## begin

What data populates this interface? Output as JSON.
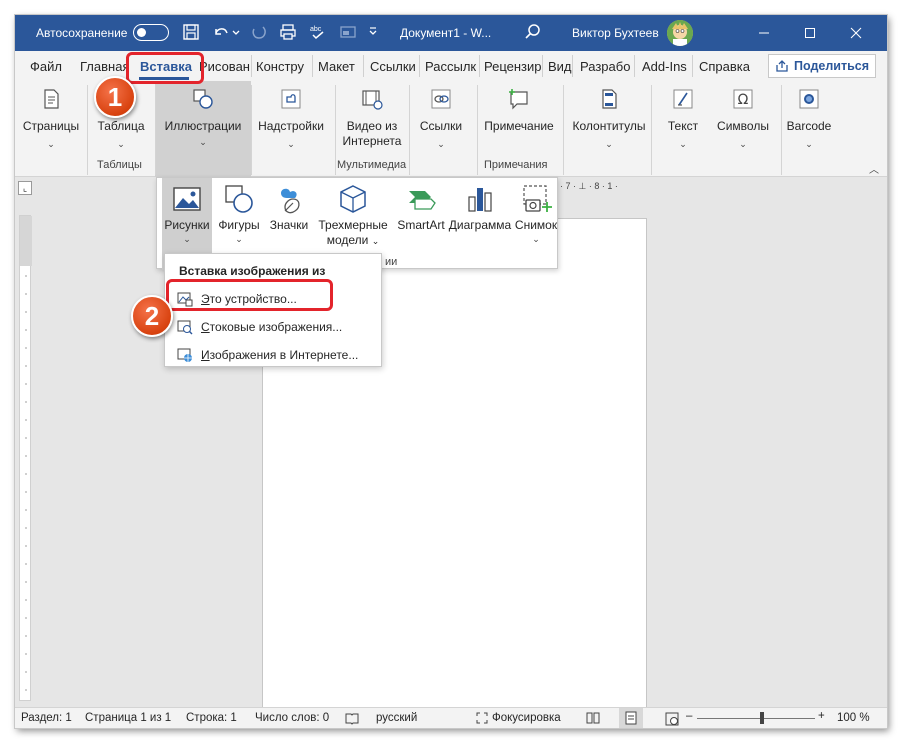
{
  "titlebar": {
    "autosave_label": "Автосохранение",
    "doc_title": "Документ1 - W...",
    "user_name": "Виктор Бухтеев"
  },
  "tabs": [
    {
      "label": "Файл"
    },
    {
      "label": "Главная"
    },
    {
      "label": "Вставка"
    },
    {
      "label": "Рисован"
    },
    {
      "label": "Констру"
    },
    {
      "label": "Макет"
    },
    {
      "label": "Ссылки"
    },
    {
      "label": "Рассылк"
    },
    {
      "label": "Рецензир"
    },
    {
      "label": "Вид"
    },
    {
      "label": "Разрабо"
    },
    {
      "label": "Add-Ins"
    },
    {
      "label": "Справка"
    }
  ],
  "share_label": "Поделиться",
  "ribbon": {
    "pages": "Страницы",
    "table": "Таблица",
    "table_group": "Таблицы",
    "illustrations": "Иллюстрации",
    "addins": "Надстройки",
    "video_line1": "Видео из",
    "video_line2": "Интернета",
    "media_group": "Мультимедиа",
    "links": "Ссылки",
    "comment": "Примечание",
    "comments_group": "Примечания",
    "headers": "Колонтитулы",
    "text": "Текст",
    "symbols": "Символы",
    "barcode": "Barcode"
  },
  "gallery": {
    "pictures": "Рисунки",
    "shapes": "Фигуры",
    "icons": "Значки",
    "models_line1": "Трехмерные",
    "models_line2": "модели",
    "smartart": "SmartArt",
    "chart": "Диаграмма",
    "screenshot": "Снимок",
    "group_fragment": "ии"
  },
  "submenu": {
    "header": "Вставка изображения из",
    "items": [
      {
        "label": "Это устройство...",
        "accel": "Э"
      },
      {
        "label": "Стоковые изображения...",
        "accel": "С"
      },
      {
        "label": "Изображения в Интернете...",
        "accel": "И"
      }
    ]
  },
  "statusbar": {
    "section": "Раздел: 1",
    "page": "Страница 1 из 1",
    "line": "Строка: 1",
    "words": "Число слов: 0",
    "language": "русский",
    "focus": "Фокусировка",
    "zoom": "100 %"
  },
  "ruler_hint": "· 7 · ⊥ · 8 · 1 ·",
  "callouts": [
    "1",
    "2"
  ],
  "colors": {
    "accent": "#2b579a",
    "callout": "#e0491a",
    "highlight": "#e3242b"
  }
}
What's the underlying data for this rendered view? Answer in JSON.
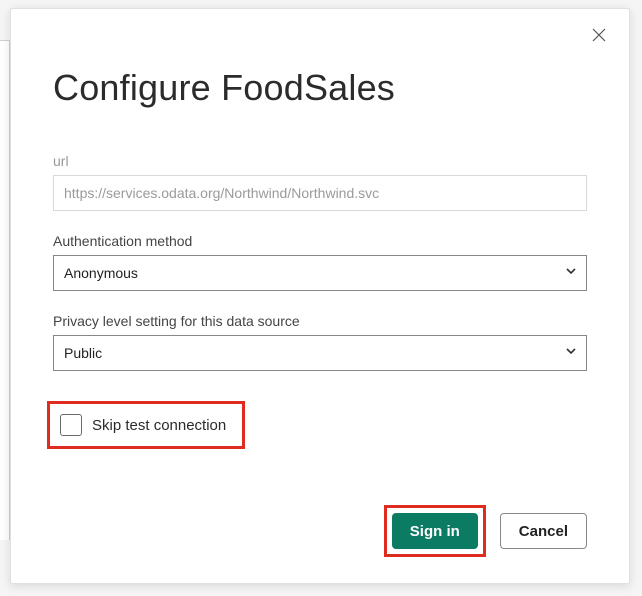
{
  "dialog": {
    "title": "Configure FoodSales",
    "url_label": "url",
    "url_value": "https://services.odata.org/Northwind/Northwind.svc",
    "auth_label": "Authentication method",
    "auth_value": "Anonymous",
    "privacy_label": "Privacy level setting for this data source",
    "privacy_value": "Public",
    "skip_label": "Skip test connection",
    "signin_label": "Sign in",
    "cancel_label": "Cancel"
  },
  "colors": {
    "accent": "#0b7b64",
    "highlight": "#e02b20"
  }
}
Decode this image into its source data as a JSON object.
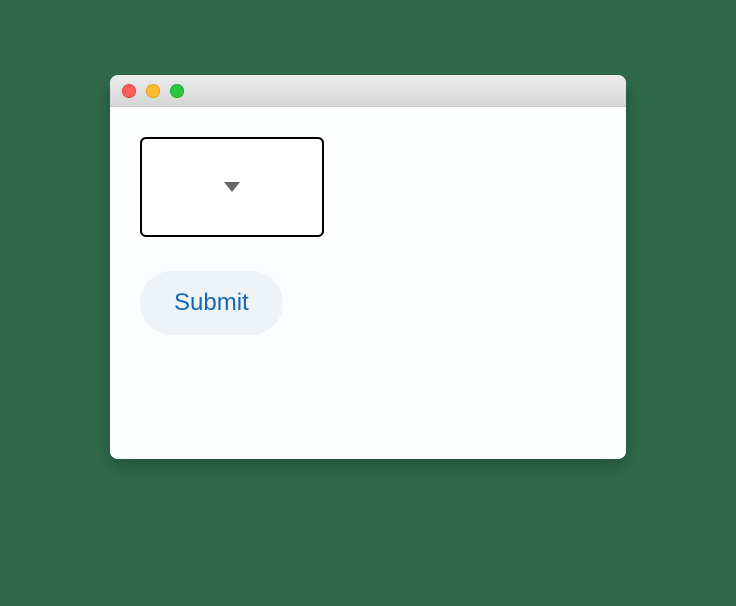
{
  "window": {
    "title": ""
  },
  "form": {
    "dropdown": {
      "selected": ""
    },
    "submit_label": "Submit"
  }
}
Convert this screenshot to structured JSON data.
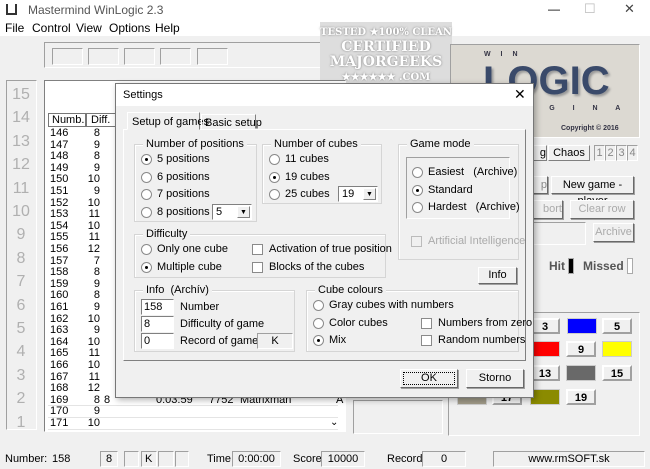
{
  "window": {
    "title": "Mastermind WinLogic 2.3",
    "minimize": "—",
    "maximize": "☐",
    "close": "✕"
  },
  "menu": [
    "File",
    "Control",
    "View",
    "Options",
    "Help"
  ],
  "watermark": {
    "line1": "TESTED ★100% CLEAN",
    "line2": "CERTIFIED",
    "line3": "MAJORGEEKS",
    "line4": "★★★★★★ .COM"
  },
  "logo": {
    "top": "W I N",
    "main": "LOGIC",
    "bottom": "O R I G I N A L",
    "copyright": "Copyright © 2016"
  },
  "row_numbers": [
    "15",
    "14",
    "13",
    "12",
    "11",
    "10",
    "9",
    "8",
    "7",
    "6",
    "5",
    "4",
    "3",
    "2",
    "1"
  ],
  "table": {
    "headers": [
      "Numb.",
      "Diff."
    ],
    "rows": [
      [
        "146",
        "8"
      ],
      [
        "147",
        "9"
      ],
      [
        "148",
        "8"
      ],
      [
        "149",
        "9"
      ],
      [
        "150",
        "10"
      ],
      [
        "151",
        "9"
      ],
      [
        "152",
        "10"
      ],
      [
        "153",
        "11"
      ],
      [
        "154",
        "10"
      ],
      [
        "155",
        "11"
      ],
      [
        "156",
        "12"
      ],
      [
        "157",
        "7"
      ],
      [
        "158",
        "8"
      ],
      [
        "159",
        "9"
      ],
      [
        "160",
        "8"
      ],
      [
        "161",
        "9"
      ],
      [
        "162",
        "10"
      ],
      [
        "163",
        "9"
      ],
      [
        "164",
        "10"
      ],
      [
        "165",
        "11"
      ],
      [
        "166",
        "10"
      ],
      [
        "167",
        "11"
      ],
      [
        "168",
        "12"
      ],
      [
        "169",
        "8",
        "8",
        "0:03:59",
        "7752",
        "Matrixman",
        "A"
      ],
      [
        "170",
        "9"
      ],
      [
        "171",
        "10"
      ]
    ]
  },
  "right_panel": {
    "btn_partial1": "g",
    "chaos": "Chaos",
    "levels": [
      "1",
      "2",
      "3",
      "4"
    ],
    "btn_partial2": "p",
    "new_game_player": "New game - player",
    "btn_partial3": "bort",
    "clear_row": "Clear row",
    "archive": "Archive",
    "hit": "Hit",
    "missed": "Missed"
  },
  "cubes": [
    {
      "label": "3"
    },
    {
      "color": "#0000ff"
    },
    {
      "label": "5"
    },
    {
      "color": "#ff0000"
    },
    {
      "label": "9"
    },
    {
      "color": "#ffff00"
    },
    {
      "label": "13"
    },
    {
      "color": "#696969"
    },
    {
      "label": "15"
    },
    {
      "color": "#a09a88"
    },
    {
      "label": "17"
    },
    {
      "color": "#8b8b00"
    },
    {
      "label": "19"
    }
  ],
  "dialog": {
    "title": "Settings",
    "close": "✕",
    "tabs": [
      "Setup of games",
      "Basic setup"
    ],
    "positions": {
      "label": "Number of positions",
      "options": [
        "5 positions",
        "6 positions",
        "7 positions",
        "8 positions"
      ],
      "selected": 0,
      "select_value": "5"
    },
    "cubes": {
      "label": "Number of cubes",
      "options": [
        "11 cubes",
        "19 cubes",
        "25 cubes"
      ],
      "selected": 1,
      "select_value": "19"
    },
    "game_mode": {
      "label": "Game mode",
      "options": [
        "Easiest   (Archive)",
        "Standard",
        "Hardest   (Archive)"
      ],
      "selected": 1,
      "ai": "Artificial Intelligence"
    },
    "difficulty": {
      "label": "Difficulty",
      "options": [
        "Only one cube",
        "Multiple cube"
      ],
      "selected": 1,
      "checks": [
        "Activation of true position",
        "Blocks of the cubes"
      ]
    },
    "info_button": "Info",
    "info": {
      "label": "Info  (Archív)",
      "number": "158",
      "number_label": "Number",
      "difficulty": "8",
      "difficulty_label": "Difficulty of game",
      "record": "0",
      "record_label": "Record of game",
      "k": "K"
    },
    "colours": {
      "label": "Cube colours",
      "options": [
        "Gray cubes with numbers",
        "Color cubes",
        "Mix"
      ],
      "selected": 2,
      "checks": [
        "Numbers from zero",
        "Random numbers"
      ]
    },
    "ok": "OK",
    "storno": "Storno"
  },
  "status": {
    "number_label": "Number:",
    "number": "158",
    "diff": "8",
    "k": "K",
    "time_label": "Time",
    "time": "0:00:00",
    "score_label": "Score",
    "score": "10000",
    "record_label": "Record",
    "record": "0",
    "website": "www.rmSOFT.sk"
  }
}
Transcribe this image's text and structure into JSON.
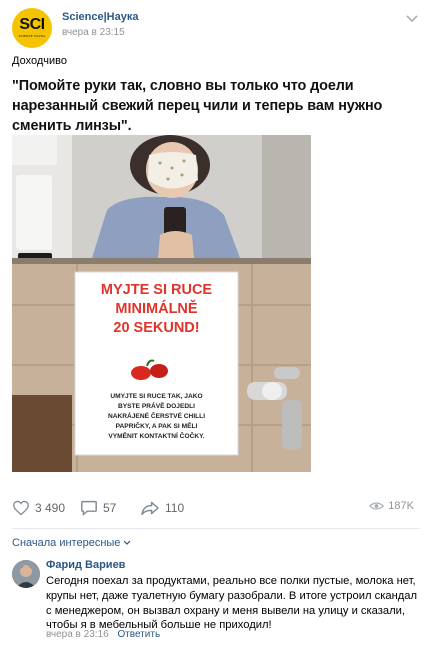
{
  "post": {
    "author": "Science|Наука",
    "time": "вчера в 23:15",
    "avatar_logo": "SCI",
    "avatar_logo_sub": "SCIENCE НАУКА",
    "tag": "Доходчиво",
    "quote": "\"Помойте руки так, словно вы только что доели нарезанный свежий перец чили и теперь вам нужно сменить линзы\"."
  },
  "sign": {
    "title_line1": "MYJTE SI RUCE",
    "title_line2": "MINIMÁLNĚ",
    "title_line3": "20 SEKUND!",
    "body_line1": "UMYJTE SI RUCE TAK, JAKO",
    "body_line2": "BYSTE PRÁVĚ DOJEDLI",
    "body_line3": "NAKRÁJENÉ ČERSTVÉ CHILLI",
    "body_line4": "PAPRIČKY, A PAK SI MĚLI",
    "body_line5": "VYMĚNIT KONTAKTNÍ ČOČKY."
  },
  "actions": {
    "likes": "3 490",
    "comments": "57",
    "shares": "110",
    "views": "187K"
  },
  "comments_sort": "Сначала интересные",
  "comment": {
    "author": "Фарид Вариев",
    "text": "Сегодня поехал за продуктами, реально все полки пустые, молока нет, крупы нет, даже туалетную бумагу разобрали. В итоге устроил скандал с менеджером, он вызвал охрану и меня вывели на улицу и сказали, чтобы я в мебельный больше не приходил!",
    "time": "вчера в 23:16",
    "reply": "Ответить"
  },
  "colors": {
    "link": "#2a5885",
    "muted": "#939393",
    "brand_yellow": "#f5c400",
    "sign_red": "#e0342a"
  }
}
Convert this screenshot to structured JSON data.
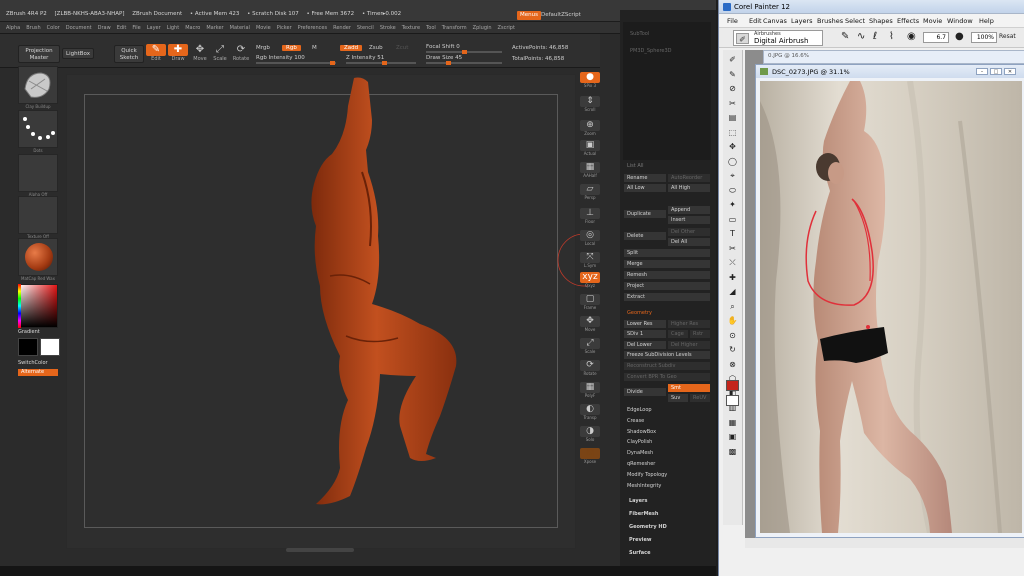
{
  "zbrush": {
    "title_parts": [
      "ZBrush 4R4 P2",
      "[ZLBB-NKHS-ABA3-NHAP]",
      "ZBrush Document",
      "• Active Mem 423",
      "• Scratch Disk 107",
      "• Free Mem 3672",
      "• Timer▸0.002"
    ],
    "menus_button": "Menus",
    "default_script": "DefaultZScript",
    "window_controls": "– □ ✕",
    "menubar": [
      "Alpha",
      "Brush",
      "Color",
      "Document",
      "Draw",
      "Edit",
      "File",
      "Layer",
      "Light",
      "Macro",
      "Marker",
      "Material",
      "Movie",
      "Picker",
      "Preferences",
      "Render",
      "Stencil",
      "Stroke",
      "Texture",
      "Tool",
      "Transform",
      "Zplugin",
      "Zscript"
    ],
    "shelf": {
      "projection_master": "Projection Master",
      "lightbox": "LightBox",
      "quick_sketch": "Quick Sketch",
      "edit": "Edit",
      "draw": "Draw",
      "move": "Move",
      "scale": "Scale",
      "rotate": "Rotate",
      "mrgb": "Mrgb",
      "rgb": "Rgb",
      "m": "M",
      "zadd": "Zadd",
      "zsub": "Zsub",
      "zcut": "Zcut",
      "rgb_intensity": "Rgb Intensity 100",
      "z_intensity": "Z Intensity 51",
      "focal_shift": "Focal Shift 0",
      "draw_size": "Draw Size 45",
      "active_points": "ActivePoints: 46,858",
      "total_points": "TotalPoints: 46,858"
    },
    "left": {
      "thumb_labels": [
        "Clay Buildup",
        "Dots",
        "Alpha Off",
        "Texture Off",
        "MatCap Red Wax"
      ],
      "gradient": "Gradient",
      "switch_color": "SwitchColor",
      "alternate": "Alternate"
    },
    "right_toolbar": [
      "SPix 3",
      "Scroll",
      "Zoom",
      "Actual",
      "AAHalf",
      "Persp",
      "Floor",
      "Local",
      "L.Sym",
      "Qxyz",
      "Frame",
      "Move",
      "Scale",
      "Rotate",
      "PolyF",
      "Transp",
      "Solo",
      "Xpose"
    ],
    "subtool": {
      "list_dim": [
        "SubTool",
        "PM3D_Sphere3D",
        "",
        "",
        "",
        "",
        "",
        ""
      ],
      "list_all": "List All",
      "rename": "Rename",
      "auto_reorder": "AutoReorder",
      "all_low": "All Low",
      "all_high": "All High",
      "duplicate": "Duplicate",
      "append": "Append",
      "insert": "Insert",
      "delete": "Delete",
      "del_other": "Del Other",
      "del_all": "Del All",
      "split": "Split",
      "merge": "Merge",
      "remesh": "Remesh",
      "project": "Project",
      "extract": "Extract"
    },
    "geometry": {
      "header": "Geometry",
      "lower_res": "Lower Res",
      "higher_res": "Higher Res",
      "sdiv": "SDiv 1",
      "cage": "Cage",
      "rstr": "Rstr",
      "del_lower": "Del Lower",
      "del_higher": "Del Higher",
      "freeze": "Freeze SubDivision Levels",
      "reconstruct": "Reconstruct Subdiv",
      "convert_bpr": "Convert BPR To Geo",
      "divide": "Divide",
      "smt": "Smt",
      "suv": "Suv",
      "reuv": "ReUV",
      "items": [
        "EdgeLoop",
        "Crease",
        "ShadowBox",
        "ClayPolish",
        "DynaMesh",
        "qRemesher",
        "Modify Topology",
        "MeshIntegrity"
      ]
    },
    "palettes": [
      "Layers",
      "FiberMesh",
      "Geometry HD",
      "Preview",
      "Surface"
    ]
  },
  "painter": {
    "title": "Corel Painter 12",
    "menus": [
      "File",
      "Edit",
      "Canvas",
      "Layers",
      "Brushes",
      "Select",
      "Shapes",
      "Effects",
      "Movie",
      "Window",
      "Help"
    ],
    "brush_category": "Airbrushes",
    "brush_variant": "Digital Airbrush",
    "size_value": "6.7",
    "opacity_value": "100%",
    "texture_label": "Resat",
    "back_doc_title": "0.JPG @ 16.6%",
    "doc_title": "DSC_0273.JPG @ 31.1%",
    "doc_buttons": [
      "–",
      "□",
      "✕"
    ]
  },
  "colors": {
    "zbrush_accent": "#e5661b",
    "clay": "#b7441d",
    "overlay_line": "#e0303a"
  }
}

## end

▶ [WHAT YOU HAVE TO DO]: For each line in the data above that contains the string "Вставка", extract the line.

▶ [FINISHED TASK]:
      "label": "Вставка"
    "header": "Вставка изображения из",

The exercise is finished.